What you will do — Exactly as given, repeat all of the entries.

Items —
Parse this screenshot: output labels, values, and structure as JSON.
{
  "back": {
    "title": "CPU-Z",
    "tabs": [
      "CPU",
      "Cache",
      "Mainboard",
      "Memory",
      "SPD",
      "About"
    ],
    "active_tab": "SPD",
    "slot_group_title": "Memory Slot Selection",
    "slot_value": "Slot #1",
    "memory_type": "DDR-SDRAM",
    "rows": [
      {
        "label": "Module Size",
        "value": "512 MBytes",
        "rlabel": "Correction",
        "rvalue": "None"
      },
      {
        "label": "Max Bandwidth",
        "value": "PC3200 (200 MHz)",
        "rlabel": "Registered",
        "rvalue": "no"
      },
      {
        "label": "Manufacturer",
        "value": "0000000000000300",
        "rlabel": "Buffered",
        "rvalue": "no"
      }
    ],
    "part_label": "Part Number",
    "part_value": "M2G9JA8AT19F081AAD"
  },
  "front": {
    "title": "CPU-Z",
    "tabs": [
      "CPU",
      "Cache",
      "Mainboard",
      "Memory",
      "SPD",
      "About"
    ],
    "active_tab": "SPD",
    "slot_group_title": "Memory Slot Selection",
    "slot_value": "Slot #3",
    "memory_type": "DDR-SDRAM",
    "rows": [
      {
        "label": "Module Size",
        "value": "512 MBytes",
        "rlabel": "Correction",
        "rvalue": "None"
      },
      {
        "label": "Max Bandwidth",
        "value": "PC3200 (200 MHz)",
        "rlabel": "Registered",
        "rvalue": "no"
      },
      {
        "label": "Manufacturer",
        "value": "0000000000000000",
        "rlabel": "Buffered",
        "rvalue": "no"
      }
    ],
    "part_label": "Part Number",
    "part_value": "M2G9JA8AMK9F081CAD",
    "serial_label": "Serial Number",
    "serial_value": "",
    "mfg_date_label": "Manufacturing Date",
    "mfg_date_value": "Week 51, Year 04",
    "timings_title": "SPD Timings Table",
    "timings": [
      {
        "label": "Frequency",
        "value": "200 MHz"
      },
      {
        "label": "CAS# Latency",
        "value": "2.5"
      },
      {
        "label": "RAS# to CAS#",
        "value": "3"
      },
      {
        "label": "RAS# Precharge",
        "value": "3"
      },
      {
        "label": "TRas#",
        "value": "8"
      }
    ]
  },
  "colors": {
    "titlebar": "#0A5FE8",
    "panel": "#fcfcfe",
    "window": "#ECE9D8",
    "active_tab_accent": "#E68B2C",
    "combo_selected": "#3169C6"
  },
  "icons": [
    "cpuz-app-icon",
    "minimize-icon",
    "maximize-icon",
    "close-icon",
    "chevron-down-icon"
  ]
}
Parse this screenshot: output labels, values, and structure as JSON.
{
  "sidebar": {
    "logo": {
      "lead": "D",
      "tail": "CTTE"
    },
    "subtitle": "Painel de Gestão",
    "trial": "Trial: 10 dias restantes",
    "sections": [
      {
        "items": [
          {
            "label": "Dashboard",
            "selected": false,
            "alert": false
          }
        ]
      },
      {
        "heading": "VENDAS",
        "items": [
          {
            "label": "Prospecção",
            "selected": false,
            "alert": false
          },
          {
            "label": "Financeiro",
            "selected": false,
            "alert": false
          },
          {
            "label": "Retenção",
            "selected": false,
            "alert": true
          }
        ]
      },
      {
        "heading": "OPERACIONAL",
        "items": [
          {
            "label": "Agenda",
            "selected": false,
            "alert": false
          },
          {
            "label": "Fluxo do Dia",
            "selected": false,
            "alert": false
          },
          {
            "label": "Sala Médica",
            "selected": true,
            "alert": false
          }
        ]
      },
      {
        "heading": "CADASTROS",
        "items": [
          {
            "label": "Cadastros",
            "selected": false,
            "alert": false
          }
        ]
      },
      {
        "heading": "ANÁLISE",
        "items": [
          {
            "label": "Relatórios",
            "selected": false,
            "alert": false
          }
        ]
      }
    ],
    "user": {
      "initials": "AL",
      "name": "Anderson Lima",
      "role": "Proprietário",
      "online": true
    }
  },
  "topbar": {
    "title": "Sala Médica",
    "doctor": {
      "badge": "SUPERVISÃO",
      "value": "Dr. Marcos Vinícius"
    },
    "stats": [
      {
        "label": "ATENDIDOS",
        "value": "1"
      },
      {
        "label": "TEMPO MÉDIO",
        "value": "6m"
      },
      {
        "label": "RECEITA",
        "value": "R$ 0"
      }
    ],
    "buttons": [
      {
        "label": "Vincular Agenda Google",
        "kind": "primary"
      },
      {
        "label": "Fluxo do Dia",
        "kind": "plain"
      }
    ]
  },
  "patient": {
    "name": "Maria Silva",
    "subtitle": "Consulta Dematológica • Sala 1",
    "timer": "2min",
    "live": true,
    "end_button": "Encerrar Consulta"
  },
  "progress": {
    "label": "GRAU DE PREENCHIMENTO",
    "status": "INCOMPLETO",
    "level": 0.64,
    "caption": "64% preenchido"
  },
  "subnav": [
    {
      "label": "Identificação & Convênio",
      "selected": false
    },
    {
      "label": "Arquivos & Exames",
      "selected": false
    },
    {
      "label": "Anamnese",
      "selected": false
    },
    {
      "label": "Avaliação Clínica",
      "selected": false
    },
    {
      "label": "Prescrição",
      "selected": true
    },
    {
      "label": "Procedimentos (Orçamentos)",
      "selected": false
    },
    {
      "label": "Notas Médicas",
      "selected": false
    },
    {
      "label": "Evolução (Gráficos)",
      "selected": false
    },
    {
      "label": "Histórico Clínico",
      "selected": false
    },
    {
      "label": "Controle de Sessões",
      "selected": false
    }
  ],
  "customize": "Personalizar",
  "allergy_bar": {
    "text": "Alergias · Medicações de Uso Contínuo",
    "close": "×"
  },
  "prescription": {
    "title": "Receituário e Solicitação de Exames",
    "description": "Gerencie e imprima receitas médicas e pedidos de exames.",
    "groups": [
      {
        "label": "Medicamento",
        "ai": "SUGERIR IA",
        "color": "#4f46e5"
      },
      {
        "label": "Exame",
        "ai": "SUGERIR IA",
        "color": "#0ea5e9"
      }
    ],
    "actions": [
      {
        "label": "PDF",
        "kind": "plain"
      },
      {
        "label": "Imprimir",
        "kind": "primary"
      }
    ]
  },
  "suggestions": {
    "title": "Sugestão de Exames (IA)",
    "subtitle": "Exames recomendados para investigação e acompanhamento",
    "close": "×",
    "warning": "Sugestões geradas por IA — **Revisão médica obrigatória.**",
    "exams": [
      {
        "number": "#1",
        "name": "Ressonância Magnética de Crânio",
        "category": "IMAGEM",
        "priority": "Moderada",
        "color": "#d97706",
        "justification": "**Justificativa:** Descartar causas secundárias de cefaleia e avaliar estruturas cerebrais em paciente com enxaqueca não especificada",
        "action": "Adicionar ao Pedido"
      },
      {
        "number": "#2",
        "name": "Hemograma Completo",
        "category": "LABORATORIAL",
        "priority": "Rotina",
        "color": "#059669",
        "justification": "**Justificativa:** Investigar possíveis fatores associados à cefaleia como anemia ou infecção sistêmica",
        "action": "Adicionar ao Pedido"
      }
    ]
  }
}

Solution —
Parse this screenshot: output labels, values, and structure as JSON.
{
  "back": {
    "title": "CPU-Z",
    "tabs": [
      "CPU",
      "Cache",
      "Mainboard",
      "Memory",
      "SPD",
      "About"
    ],
    "active_tab": "SPD",
    "slot_group_title": "Memory Slot Selection",
    "slot_value": "Slot #1",
    "memory_type": "DDR-SDRAM",
    "rows": [
      {
        "label": "Module Size",
        "value": "512 MBytes",
        "rlabel": "Correction",
        "rvalue": "None"
      },
      {
        "label": "Max Bandwidth",
        "value": "PC3200 (200 MHz)",
        "rlabel": "Registered",
        "rvalue": "no"
      },
      {
        "label": "Manufacturer",
        "value": "0000000000000300",
        "rlabel": "Buffered",
        "rvalue": "no"
      }
    ],
    "part_label": "Part Number",
    "part_value": "M2G9JA8AT19F081AAD"
  },
  "front": {
    "title": "CPU-Z",
    "tabs": [
      "CPU",
      "Cache",
      "Mainboard",
      "Memory",
      "SPD",
      "About"
    ],
    "active_tab": "SPD",
    "slot_group_title": "Memory Slot Selection",
    "slot_value": "Slot #3",
    "memory_type": "DDR-SDRAM",
    "rows": [
      {
        "label": "Module Size",
        "value": "512 MBytes",
        "rlabel": "Correction",
        "rvalue": "None"
      },
      {
        "label": "Max Bandwidth",
        "value": "PC3200 (200 MHz)",
        "rlabel": "Registered",
        "rvalue": "no"
      },
      {
        "label": "Manufacturer",
        "value": "0000000000000000",
        "rlabel": "Buffered",
        "rvalue": "no"
      }
    ],
    "part_label": "Part Number",
    "part_value": "M2G9JA8AMK9F081CAD",
    "serial_label": "Serial Number",
    "serial_value": "",
    "mfg_date_label": "Manufacturing Date",
    "mfg_date_value": "Week 51, Year 04",
    "timings_title": "SPD Timings Table",
    "timings": [
      {
        "label": "Frequency",
        "value": "200 MHz"
      },
      {
        "label": "CAS# Latency",
        "value": "2.5"
      },
      {
        "label": "RAS# to CAS#",
        "value": "3"
      },
      {
        "label": "RAS# Precharge",
        "value": "3"
      },
      {
        "label": "TRas#",
        "value": "8"
      }
    ]
  },
  "colors": {
    "titlebar": "#0A5FE8",
    "panel": "#fcfcfe",
    "window": "#ECE9D8",
    "active_tab_accent": "#E68B2C",
    "combo_selected": "#3169C6"
  },
  "icons": [
    "cpuz-app-icon",
    "minimize-icon",
    "maximize-icon",
    "close-icon",
    "chevron-down-icon"
  ]
}
Parse this screenshot: output labels, values, and structure as JSON.
{
  "sidebar": {
    "logo": {
      "lead": "D",
      "tail": "CTTE"
    },
    "subtitle": "Painel de Gestão",
    "trial": "Trial: 10 dias restantes",
    "sections": [
      {
        "items": [
          {
            "label": "Dashboard",
            "selected": false,
            "alert": false
          }
        ]
      },
      {
        "heading": "VENDAS",
        "items": [
          {
            "label": "Prospecção",
            "selected": false,
            "alert": false
          },
          {
            "label": "Financeiro",
            "selected": false,
            "alert": false
          },
          {
            "label": "Retenção",
            "selected": false,
            "alert": true
          }
        ]
      },
      {
        "heading": "OPERACIONAL",
        "items": [
          {
            "label": "Agenda",
            "selected": false,
            "alert": false
          },
          {
            "label": "Fluxo do Dia",
            "selected": false,
            "alert": false
          },
          {
            "label": "Sala Médica",
            "selected": true,
            "alert": false
          }
        ]
      },
      {
        "heading": "CADASTROS",
        "items": [
          {
            "label": "Cadastros",
            "selected": false,
            "alert": false
          }
        ]
      },
      {
        "heading": "ANÁLISE",
        "items": [
          {
            "label": "Relatórios",
            "selected": false,
            "alert": false
          }
        ]
      }
    ],
    "user": {
      "initials": "AL",
      "name": "Anderson Lima",
      "role": "Proprietário",
      "online": true
    }
  },
  "topbar": {
    "title": "Sala Médica",
    "doctor": {
      "badge": "SUPERVISÃO",
      "value": "Dr. Marcos Vinícius"
    },
    "stats": [
      {
        "label": "ATENDIDOS",
        "value": "1"
      },
      {
        "label": "TEMPO MÉDIO",
        "value": "6m"
      },
      {
        "label": "RECEITA",
        "value": "R$ 0"
      }
    ],
    "buttons": [
      {
        "label": "Vincular Agenda Google",
        "kind": "primary"
      },
      {
        "label": "Fluxo do Dia",
        "kind": "plain"
      }
    ]
  },
  "patient": {
    "name": "Maria Silva",
    "subtitle": "Consulta Dematológica • Sala 1",
    "timer": "2min",
    "live": true,
    "end_button": "Encerrar Consulta"
  },
  "progress": {
    "label": "GRAU DE PREENCHIMENTO",
    "status": "INCOMPLETO",
    "level": 0.64,
    "caption": "64% preenchido"
  },
  "subnav": [
    {
      "label": "Identificação & Convênio",
      "selected": false
    },
    {
      "label": "Arquivos & Exames",
      "selected": false
    },
    {
      "label": "Anamnese",
      "selected": false
    },
    {
      "label": "Avaliação Clínica",
      "selected": false
    },
    {
      "label": "Prescrição",
      "selected": true
    },
    {
      "label": "Procedimentos (Orçamentos)",
      "selected": false
    },
    {
      "label": "Notas Médicas",
      "selected": false
    },
    {
      "label": "Evolução (Gráficos)",
      "selected": false
    },
    {
      "label": "Histórico Clínico",
      "selected": false
    },
    {
      "label": "Controle de Sessões",
      "selected": false
    }
  ],
  "customize": "Personalizar",
  "allergy_bar": {
    "text": "Alergias · Medicações de Uso Contínuo",
    "close": "×"
  },
  "prescription": {
    "title": "Receituário e Solicitação de Exames",
    "description": "Gerencie e imprima receitas médicas e pedidos de exames.",
    "groups": [
      {
        "label": "Medicamento",
        "ai": "SUGERIR IA",
        "color": "#4f46e5"
      },
      {
        "label": "Exame",
        "ai": "SUGERIR IA",
        "color": "#0ea5e9"
      }
    ],
    "actions": [
      {
        "label": "PDF",
        "kind": "plain"
      },
      {
        "label": "Imprimir",
        "kind": "primary"
      }
    ]
  },
  "suggestions": {
    "title": "Sugestão de Exames (IA)",
    "subtitle": "Exames recomendados para investigação e acompanhamento",
    "close": "×",
    "warning": "Sugestões geradas por IA — **Revisão médica obrigatória.**",
    "exams": [
      {
        "number": "#1",
        "name": "Ressonância Magnética de Crânio",
        "category": "IMAGEM",
        "priority": "Moderada",
        "color": "#d97706",
        "justification": "**Justificativa:** Descartar causas secundárias de cefaleia e avaliar estruturas cerebrais em paciente com enxaqueca não especificada",
        "action": "Adicionar ao Pedido"
      },
      {
        "number": "#2",
        "name": "Hemograma Completo",
        "category": "LABORATORIAL",
        "priority": "Rotina",
        "color": "#059669",
        "justification": "**Justificativa:** Investigar possíveis fatores associados à cefaleia como anemia ou infecção sistêmica",
        "action": "Adicionar ao Pedido"
      }
    ]
  }
}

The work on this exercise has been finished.